━━ DATA LINES

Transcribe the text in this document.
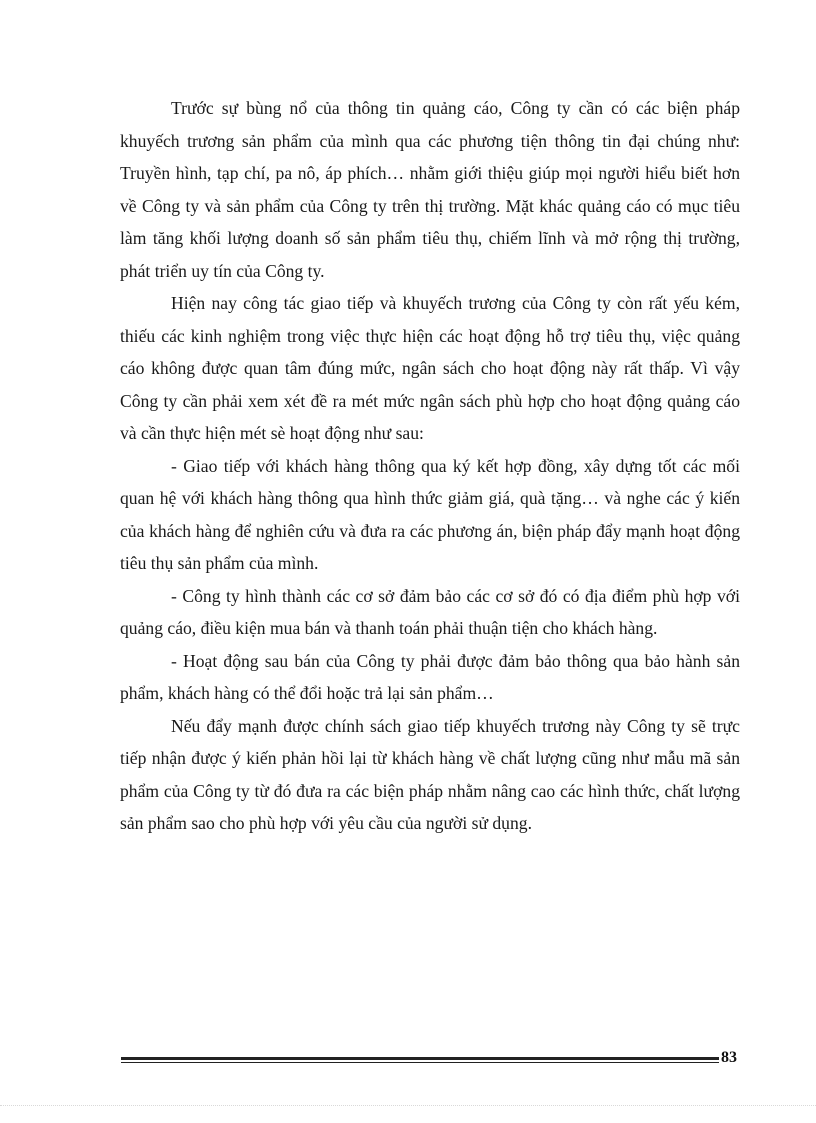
Trước sự bùng nổ của thông tin quảng cáo, Công ty cần có các biện pháp khuyếch trương sản phẩm của mình qua các phương tiện thông tin đại chúng như: Truyền hình, tạp chí, pa nô, áp phích… nhằm giới thiệu giúp mọi người hiểu biết hơn về Công ty và sản phẩm của Công ty trên thị trường. Mặt khác quảng cáo có mục tiêu làm tăng khối lượng doanh số sản phẩm tiêu thụ, chiếm lĩnh và mở rộng thị trường, phát triển uy tín của Công ty.

Hiện nay công tác giao tiếp và khuyếch trương của Công ty còn rất yếu kém, thiếu các kinh nghiệm trong việc thực hiện các hoạt động hỗ trợ tiêu thụ, việc quảng cáo không được quan tâm đúng mức, ngân sách cho hoạt động này rất thấp. Vì vậy Công ty cần phải xem xét đề ra mét mức ngân sách phù hợp cho hoạt động quảng cáo và cần thực hiện mét sè hoạt động như sau:

- Giao tiếp với khách hàng thông qua ký kết hợp đồng, xây dựng tốt các mối quan hệ với khách hàng thông qua hình thức giảm giá, quà tặng… và nghe các ý kiến của khách hàng để nghiên cứu và đưa ra các phương án, biện pháp đẩy mạnh hoạt động tiêu thụ sản phẩm của mình.

- Công ty hình thành các cơ sở đảm bảo các cơ sở đó có địa điểm phù hợp với quảng cáo, điều kiện mua bán và thanh toán phải thuận tiện cho khách hàng.

- Hoạt động sau bán của Công ty phải được đảm bảo thông qua bảo hành sản phẩm, khách hàng có thể đổi hoặc trả lại sản phẩm…

Nếu đẩy mạnh được chính sách giao tiếp khuyếch trương này Công ty sẽ trực tiếp nhận được ý kiến phản hồi lại từ khách hàng về chất lượng cũng như mẫu mã sản phẩm của Công ty từ đó đưa ra các biện pháp nhằm nâng cao các hình thức, chất lượng sản phẩm sao cho phù hợp với yêu cầu của người sử dụng.

83
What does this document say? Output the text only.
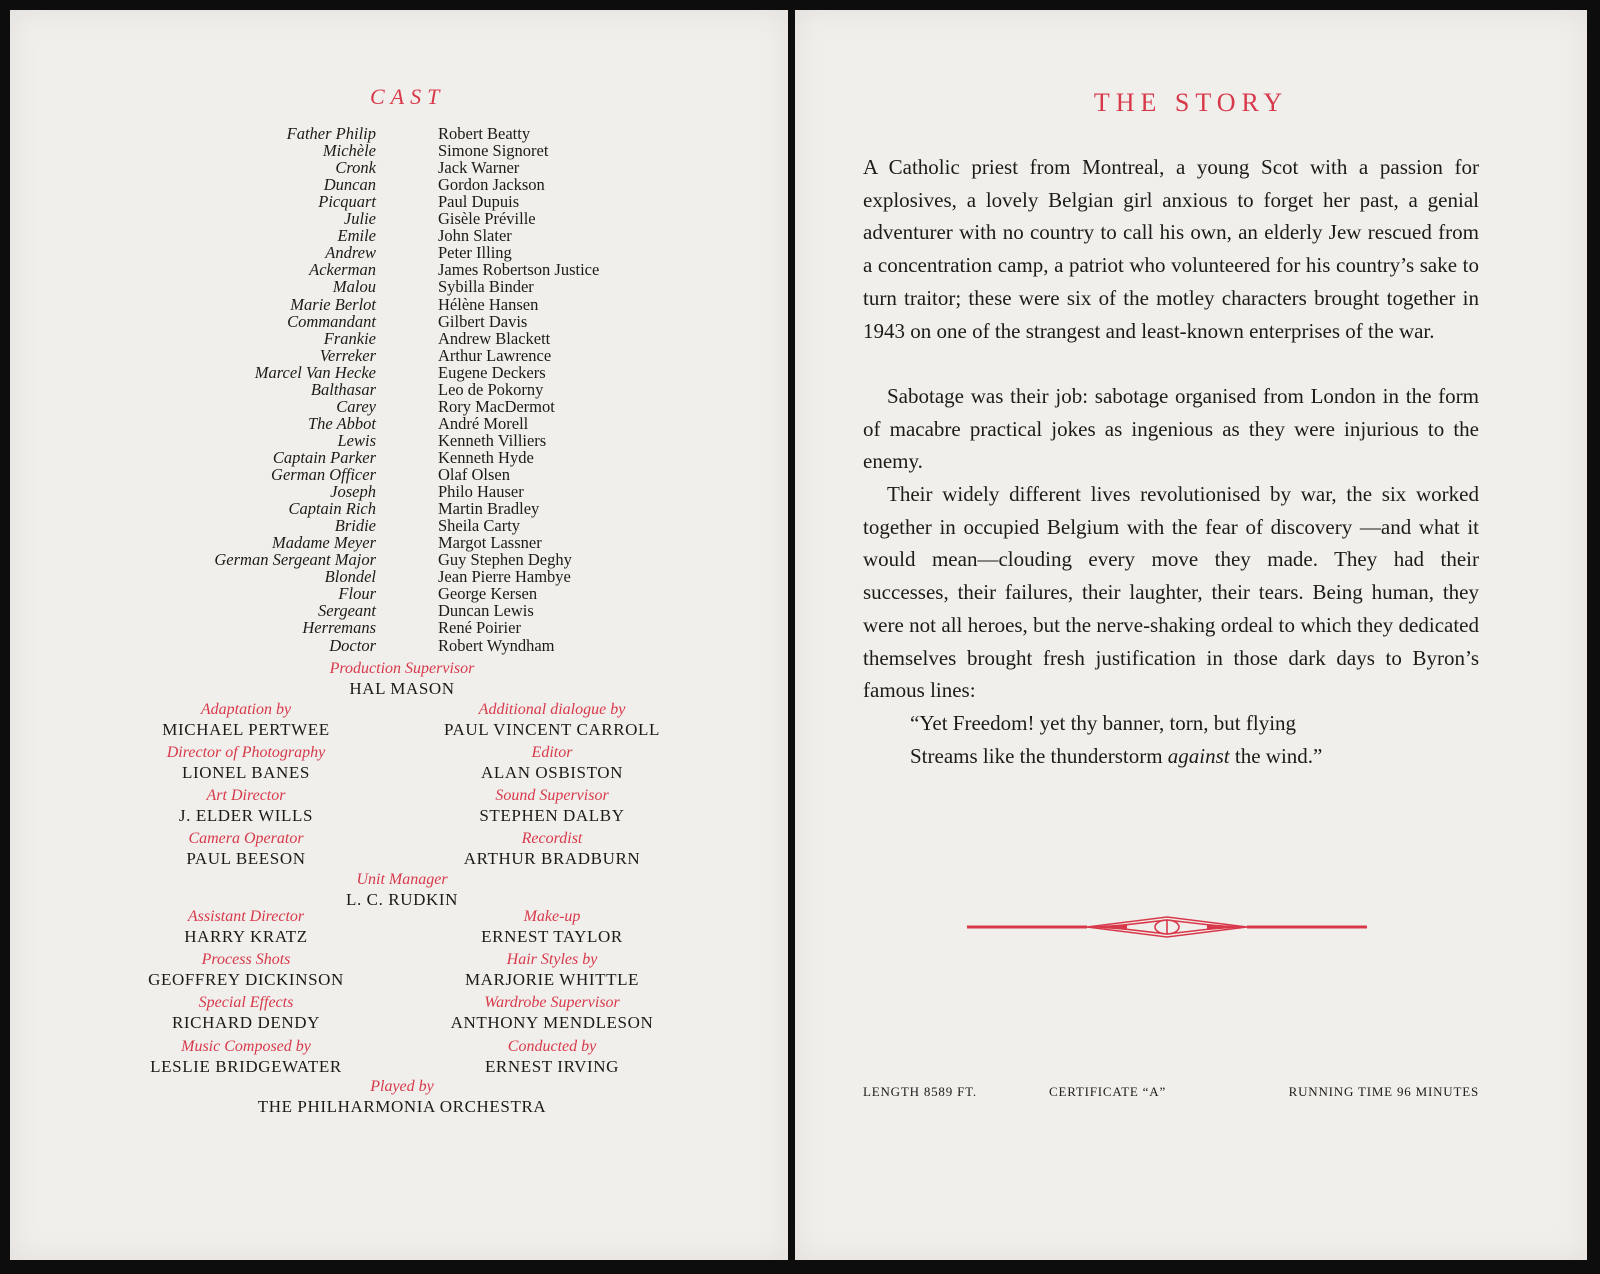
CAST
Father Philip	Robert Beatty
Michèle	Simone Signoret
Cronk	Jack Warner
Duncan	Gordon Jackson
Picquart	Paul Dupuis
Julie	Gisèle Préville
Emile	John Slater
Andrew	Peter Illing
Ackerman	James Robertson Justice
Malou	Sybilla Binder
Marie Berlot	Hélène Hansen
Commandant	Gilbert Davis
Frankie	Andrew Blackett
Verreker	Arthur Lawrence
Marcel Van Hecke	Eugene Deckers
Balthasar	Leo de Pokorny
Carey	Rory MacDermot
The Abbot	André Morell
Lewis	Kenneth Villiers
Captain Parker	Kenneth Hyde
German Officer	Olaf Olsen
Joseph	Philo Hauser
Captain Rich	Martin Bradley
Bridie	Sheila Carty
Madame Meyer	Margot Lassner
German Sergeant Major	Guy Stephen Deghy
Blondel	Jean Pierre Hambye
Flour	George Kersen
Sergeant	Duncan Lewis
Herremans	René Poirier
Doctor	Robert Wyndham
Production Supervisor
HAL MASON
Adaptation by
MICHAEL PERTWEE
Additional dialogue by
PAUL VINCENT CARROLL
Director of Photography
LIONEL BANES
Editor
ALAN OSBISTON
Art Director
J. ELDER WILLS
Sound Supervisor
STEPHEN DALBY
Camera Operator
PAUL BEESON
Recordist
ARTHUR BRADBURN
Unit Manager
L. C. RUDKIN
Assistant Director
HARRY KRATZ
Make-up
ERNEST TAYLOR
Process Shots
GEOFFREY DICKINSON
Hair Styles by
MARJORIE WHITTLE
Special Effects
RICHARD DENDY
Wardrobe Supervisor
ANTHONY MENDLESON
Music Composed by
LESLIE BRIDGEWATER
Conducted by
ERNEST IRVING
Played by
THE PHILHARMONIA ORCHESTRA
THE STORY

A Catholic priest from Montreal, a young Scot with a passion for explosives, a lovely Belgian girl anxious to forget her past, a genial adventurer with no country to call his own, an elderly Jew rescued from a concentration camp, a patriot who volunteered for his country’s sake to turn traitor; these were six of the motley characters brought together in 1943 on one of the strangest and least-known enterprises of the war.

Sabotage was their job: sabotage organised from London in the form of macabre practical jokes as ingenious as they were injurious to the enemy.

Their widely different lives revolutionised by war, the six worked together in occupied Belgium with the fear of discovery —and what it would mean—clouding every move they made. They had their successes, their failures, their laughter, their tears. Being human, they were not all heroes, but the nerve-shaking ordeal to which they dedicated themselves brought fresh justification in those dark days to Byron’s famous lines:

“Yet Freedom! yet thy banner, torn, but flying
Streams like the thunderstorm against the wind.”
LENGTH 8589 FT.	CERTIFICATE “A”	RUNNING TIME 96 MINUTES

━━━━

TASK PROMPT:
Identify each line in the records above that contains the word "thức", and copy it out in full.

THE SOLUTION:
- Giao tiếp với khách hàng thông qua ký kết hợp đồng, xây dựng tốt các mối quan hệ với khách hàng thông qua hình thức giảm giá, quà tặng… và nghe các ý kiến của khách hàng để nghiên cứu và đưa ra các phương án, biện pháp đẩy mạnh hoạt động tiêu thụ sản phẩm của mình.
Nếu đẩy mạnh được chính sách giao tiếp khuyếch trương này Công ty sẽ trực tiếp nhận được ý kiến phản hồi lại từ khách hàng về chất lượng cũng như mẫu mã sản phẩm của Công ty từ đó đưa ra các biện pháp nhằm nâng cao các hình thức, chất lượng sản phẩm sao cho phù hợp với yêu cầu của người sử dụng.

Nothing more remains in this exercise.